— BEGIN Records supplied —

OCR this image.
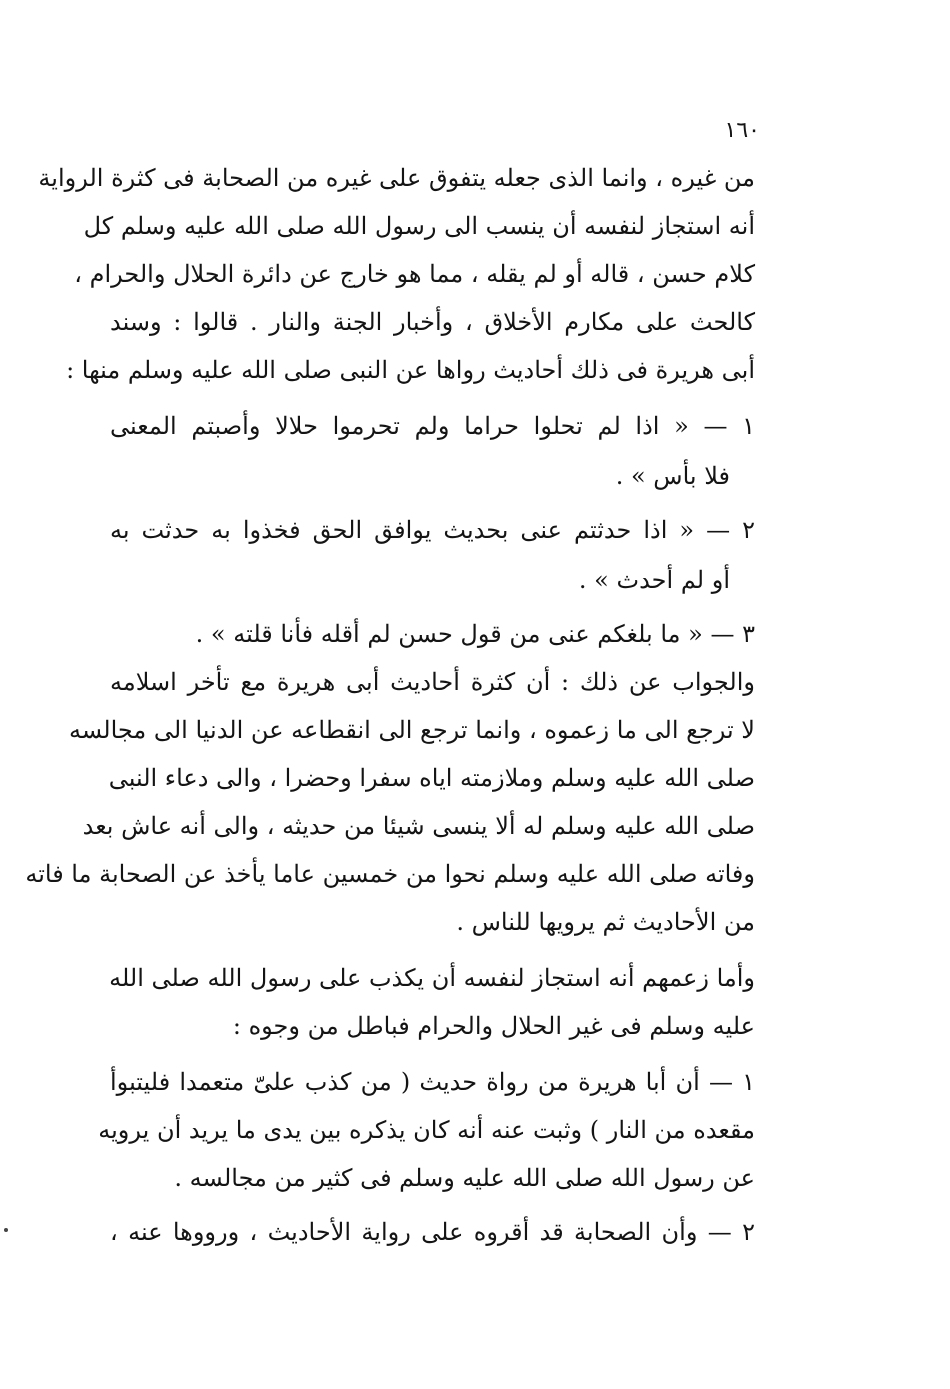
١٦٠
من غيره ، وانما الذى جعله يتفوق على غيره من الصحابة فى كثرة الرواية
أنه استجاز لنفسه أن ينسب الى رسول الله صلى الله عليه وسلم كل
كلام حسن ، قاله أو لم يقله ، مما هو خارج عن دائرة الحلال والحرام ،
كالحث على مكارم الأخلاق ، وأخبار الجنة والنار . قالوا : وسند
أبى هريرة فى ذلك أحاديث رواها عن النبى صلى الله عليه وسلم منها :
١ — « اذا لم تحلوا حراما ولم تحرموا حلالا وأصبتم المعنى
فلا بأس » .
٢ — « اذا حدثتم عنى بحديث يوافق الحق فخذوا به حدثت به
أو لم أحدث » .
٣ — « ما بلغكم عنى من قول حسن لم أقله فأنا قلته » .
والجواب عن ذلك : أن كثرة أحاديث أبى هريرة مع تأخر اسلامه
لا ترجع الى ما زعموه ، وانما ترجع الى انقطاعه عن الدنيا الى مجالسه
صلى الله عليه وسلم وملازمته اياه سفرا وحضرا ، والى دعاء النبى
صلى الله عليه وسلم له ألا ينسى شيئا من حديثه ، والى أنه عاش بعد
وفاته صلى الله عليه وسلم نحوا من خمسين عاما يأخذ عن الصحابة ما فاته
من الأحاديث ثم يرويها للناس .
وأما زعمهم أنه استجاز لنفسه أن يكذب على رسول الله صلى الله
عليه وسلم فى غير الحلال والحرام فباطل من وجوه :
١ — أن أبا هريرة من رواة حديث ( من كذب علىّ متعمدا فليتبوأ
مقعده من النار ) وثبت عنه أنه كان يذكره بين يدى ما يريد أن يرويه
عن رسول الله صلى الله عليه وسلم فى كثير من مجالسه .
٢ — وأن الصحابة قد أقروه على رواية الأحاديث ، ورووها عنه ،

— END Records supplied —

**Written instruction**
Repeat the material verbatim. Do not carry over any picture.

**Result for this task**
OCR this image.
١٦٠
من غيره ، وانما الذى جعله يتفوق على غيره من الصحابة فى كثرة الرواية
أنه استجاز لنفسه أن ينسب الى رسول الله صلى الله عليه وسلم كل
كلام حسن ، قاله أو لم يقله ، مما هو خارج عن دائرة الحلال والحرام ،
كالحث على مكارم الأخلاق ، وأخبار الجنة والنار . قالوا : وسند
أبى هريرة فى ذلك أحاديث رواها عن النبى صلى الله عليه وسلم منها :
١ — « اذا لم تحلوا حراما ولم تحرموا حلالا وأصبتم المعنى
فلا بأس » .
٢ — « اذا حدثتم عنى بحديث يوافق الحق فخذوا به حدثت به
أو لم أحدث » .
٣ — « ما بلغكم عنى من قول حسن لم أقله فأنا قلته » .
والجواب عن ذلك : أن كثرة أحاديث أبى هريرة مع تأخر اسلامه
لا ترجع الى ما زعموه ، وانما ترجع الى انقطاعه عن الدنيا الى مجالسه
صلى الله عليه وسلم وملازمته اياه سفرا وحضرا ، والى دعاء النبى
صلى الله عليه وسلم له ألا ينسى شيئا من حديثه ، والى أنه عاش بعد
وفاته صلى الله عليه وسلم نحوا من خمسين عاما يأخذ عن الصحابة ما فاته
من الأحاديث ثم يرويها للناس .
وأما زعمهم أنه استجاز لنفسه أن يكذب على رسول الله صلى الله
عليه وسلم فى غير الحلال والحرام فباطل من وجوه :
١ — أن أبا هريرة من رواة حديث ( من كذب علىّ متعمدا فليتبوأ
مقعده من النار ) وثبت عنه أنه كان يذكره بين يدى ما يريد أن يرويه
عن رسول الله صلى الله عليه وسلم فى كثير من مجالسه .
٢ — وأن الصحابة قد أقروه على رواية الأحاديث ، ورووها عنه ،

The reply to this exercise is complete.